**TASK BRIEF**
Could you transcribe the material below exactly, without leaving out a single line?

======

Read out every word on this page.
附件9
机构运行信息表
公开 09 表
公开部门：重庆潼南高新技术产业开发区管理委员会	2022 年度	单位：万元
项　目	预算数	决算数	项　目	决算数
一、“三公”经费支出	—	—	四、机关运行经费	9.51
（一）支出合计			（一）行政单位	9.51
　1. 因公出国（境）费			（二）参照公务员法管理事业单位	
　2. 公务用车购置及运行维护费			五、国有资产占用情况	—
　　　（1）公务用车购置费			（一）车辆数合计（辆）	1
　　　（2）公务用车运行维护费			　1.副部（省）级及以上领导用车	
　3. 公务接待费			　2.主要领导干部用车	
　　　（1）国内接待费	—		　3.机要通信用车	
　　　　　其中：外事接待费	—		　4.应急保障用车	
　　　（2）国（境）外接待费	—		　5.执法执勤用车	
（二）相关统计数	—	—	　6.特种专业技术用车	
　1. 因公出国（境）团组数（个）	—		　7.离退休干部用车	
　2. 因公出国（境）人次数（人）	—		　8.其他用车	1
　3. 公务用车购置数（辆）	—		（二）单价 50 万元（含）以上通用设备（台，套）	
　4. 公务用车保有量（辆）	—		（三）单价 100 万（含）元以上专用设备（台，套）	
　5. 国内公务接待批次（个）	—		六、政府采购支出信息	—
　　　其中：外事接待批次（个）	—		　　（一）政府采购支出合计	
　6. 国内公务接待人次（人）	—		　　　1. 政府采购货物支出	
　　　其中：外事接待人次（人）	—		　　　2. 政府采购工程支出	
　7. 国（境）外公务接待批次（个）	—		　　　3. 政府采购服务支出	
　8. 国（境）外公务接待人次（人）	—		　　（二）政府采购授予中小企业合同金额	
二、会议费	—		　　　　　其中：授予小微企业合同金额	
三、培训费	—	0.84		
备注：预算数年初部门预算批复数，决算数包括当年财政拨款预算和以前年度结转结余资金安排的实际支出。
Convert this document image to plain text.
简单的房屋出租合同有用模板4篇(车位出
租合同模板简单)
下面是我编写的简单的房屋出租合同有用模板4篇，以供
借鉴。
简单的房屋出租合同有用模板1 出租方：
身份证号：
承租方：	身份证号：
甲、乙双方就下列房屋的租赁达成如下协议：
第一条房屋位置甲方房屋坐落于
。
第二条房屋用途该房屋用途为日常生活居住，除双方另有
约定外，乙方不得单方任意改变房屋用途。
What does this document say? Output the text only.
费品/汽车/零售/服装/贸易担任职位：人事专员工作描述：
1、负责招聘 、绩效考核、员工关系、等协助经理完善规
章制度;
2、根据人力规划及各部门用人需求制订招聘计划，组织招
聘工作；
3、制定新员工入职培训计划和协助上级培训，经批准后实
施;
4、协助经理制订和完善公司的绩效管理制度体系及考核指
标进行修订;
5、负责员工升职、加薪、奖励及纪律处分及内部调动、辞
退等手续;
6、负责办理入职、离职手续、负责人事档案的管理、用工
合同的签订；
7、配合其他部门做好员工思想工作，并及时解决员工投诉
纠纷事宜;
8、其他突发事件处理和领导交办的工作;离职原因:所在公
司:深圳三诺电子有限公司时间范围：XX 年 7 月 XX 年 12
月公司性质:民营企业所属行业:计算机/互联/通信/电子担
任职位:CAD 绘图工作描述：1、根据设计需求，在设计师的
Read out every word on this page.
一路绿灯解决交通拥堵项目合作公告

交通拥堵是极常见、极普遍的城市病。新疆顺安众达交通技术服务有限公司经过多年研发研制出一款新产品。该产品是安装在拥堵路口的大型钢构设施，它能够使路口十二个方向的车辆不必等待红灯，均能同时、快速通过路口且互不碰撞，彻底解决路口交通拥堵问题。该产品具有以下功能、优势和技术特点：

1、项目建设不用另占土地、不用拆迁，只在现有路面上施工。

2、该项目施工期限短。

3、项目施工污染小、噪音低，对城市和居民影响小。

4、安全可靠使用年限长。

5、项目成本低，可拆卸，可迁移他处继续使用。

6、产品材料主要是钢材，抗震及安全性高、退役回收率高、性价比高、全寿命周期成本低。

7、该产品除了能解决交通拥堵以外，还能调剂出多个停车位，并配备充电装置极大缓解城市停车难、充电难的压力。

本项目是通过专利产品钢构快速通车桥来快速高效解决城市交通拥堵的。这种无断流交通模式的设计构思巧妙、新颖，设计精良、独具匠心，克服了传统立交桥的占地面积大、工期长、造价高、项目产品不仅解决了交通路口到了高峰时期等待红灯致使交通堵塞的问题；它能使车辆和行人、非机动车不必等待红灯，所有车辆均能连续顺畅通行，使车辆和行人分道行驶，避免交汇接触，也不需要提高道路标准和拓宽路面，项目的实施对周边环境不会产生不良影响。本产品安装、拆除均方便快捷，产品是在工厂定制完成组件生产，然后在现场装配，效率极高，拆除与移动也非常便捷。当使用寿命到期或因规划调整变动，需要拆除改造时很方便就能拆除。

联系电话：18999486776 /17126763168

======

**WORKED SOLUTION**
Read out every word on this page.
附件9
机构运行信息表
公开 09 表
公开部门：重庆潼南高新技术产业开发区管理委员会	2022 年度	单位：万元
项　目	预算数	决算数	项　目	决算数
一、“三公”经费支出	—	—	四、机关运行经费	9.51
（一）支出合计			（一）行政单位	9.51
　1. 因公出国（境）费			（二）参照公务员法管理事业单位	
　2. 公务用车购置及运行维护费			五、国有资产占用情况	—
　　　（1）公务用车购置费			（一）车辆数合计（辆）	1
　　　（2）公务用车运行维护费			　1.副部（省）级及以上领导用车	
　3. 公务接待费			　2.主要领导干部用车	
　　　（1）国内接待费	—		　3.机要通信用车	
　　　　　其中：外事接待费	—		　4.应急保障用车	
　　　（2）国（境）外接待费	—		　5.执法执勤用车	
（二）相关统计数	—	—	　6.特种专业技术用车	
　1. 因公出国（境）团组数（个）	—		　7.离退休干部用车	
　2. 因公出国（境）人次数（人）	—		　8.其他用车	1
　3. 公务用车购置数（辆）	—		（二）单价 50 万元（含）以上通用设备（台，套）	
　4. 公务用车保有量（辆）	—		（三）单价 100 万（含）元以上专用设备（台，套）	
　5. 国内公务接待批次（个）	—		六、政府采购支出信息	—
　　　其中：外事接待批次（个）	—		　　（一）政府采购支出合计	
　6. 国内公务接待人次（人）	—		　　　1. 政府采购货物支出	
　　　其中：外事接待人次（人）	—		　　　2. 政府采购工程支出	
　7. 国（境）外公务接待批次（个）	—		　　　3. 政府采购服务支出	
　8. 国（境）外公务接待人次（人）	—		　　（二）政府采购授予中小企业合同金额	
二、会议费	—		　　　　　其中：授予小微企业合同金额	
三、培训费	—	0.84		
备注：预算数年初部门预算批复数，决算数包括当年财政拨款预算和以前年度结转结余资金安排的实际支出。
Convert this document image to plain text.
简单的房屋出租合同有用模板4篇(车位出
租合同模板简单)
下面是我编写的简单的房屋出租合同有用模板4篇，以供
借鉴。
简单的房屋出租合同有用模板1 出租方：
身份证号：
承租方：	身份证号：
甲、乙双方就下列房屋的租赁达成如下协议：
第一条房屋位置甲方房屋坐落于
。
第二条房屋用途该房屋用途为日常生活居住，除双方另有
约定外，乙方不得单方任意改变房屋用途。
What does this document say? Output the text only.
费品/汽车/零售/服装/贸易担任职位：人事专员工作描述：
1、负责招聘 、绩效考核、员工关系、等协助经理完善规
章制度;
2、根据人力规划及各部门用人需求制订招聘计划，组织招
聘工作；
3、制定新员工入职培训计划和协助上级培训，经批准后实
施;
4、协助经理制订和完善公司的绩效管理制度体系及考核指
标进行修订;
5、负责员工升职、加薪、奖励及纪律处分及内部调动、辞
退等手续;
6、负责办理入职、离职手续、负责人事档案的管理、用工
合同的签订；
7、配合其他部门做好员工思想工作，并及时解决员工投诉
纠纷事宜;
8、其他突发事件处理和领导交办的工作;离职原因:所在公
司:深圳三诺电子有限公司时间范围：XX 年 7 月 XX 年 12
月公司性质:民营企业所属行业:计算机/互联/通信/电子担
任职位:CAD 绘图工作描述：1、根据设计需求，在设计师的
Read out every word on this page.
一路绿灯解决交通拥堵项目合作公告

交通拥堵是极常见、极普遍的城市病。新疆顺安众达交通技术服务有限公司经过多年研发研制出一款新产品。该产品是安装在拥堵路口的大型钢构设施，它能够使路口十二个方向的车辆不必等待红灯，均能同时、快速通过路口且互不碰撞，彻底解决路口交通拥堵问题。该产品具有以下功能、优势和技术特点：

1、项目建设不用另占土地、不用拆迁，只在现有路面上施工。

2、该项目施工期限短。

3、项目施工污染小、噪音低，对城市和居民影响小。

4、安全可靠使用年限长。

5、项目成本低，可拆卸，可迁移他处继续使用。

6、产品材料主要是钢材，抗震及安全性高、退役回收率高、性价比高、全寿命周期成本低。

7、该产品除了能解决交通拥堵以外，还能调剂出多个停车位，并配备充电装置极大缓解城市停车难、充电难的压力。

本项目是通过专利产品钢构快速通车桥来快速高效解决城市交通拥堵的。这种无断流交通模式的设计构思巧妙、新颖，设计精良、独具匠心，克服了传统立交桥的占地面积大、工期长、造价高、项目产品不仅解决了交通路口到了高峰时期等待红灯致使交通堵塞的问题；它能使车辆和行人、非机动车不必等待红灯，所有车辆均能连续顺畅通行，使车辆和行人分道行驶，避免交汇接触，也不需要提高道路标准和拓宽路面，项目的实施对周边环境不会产生不良影响。本产品安装、拆除均方便快捷，产品是在工厂定制完成组件生产，然后在现场装配，效率极高，拆除与移动也非常便捷。当使用寿命到期或因规划调整变动，需要拆除改造时很方便就能拆除。

联系电话：18999486776 /17126763168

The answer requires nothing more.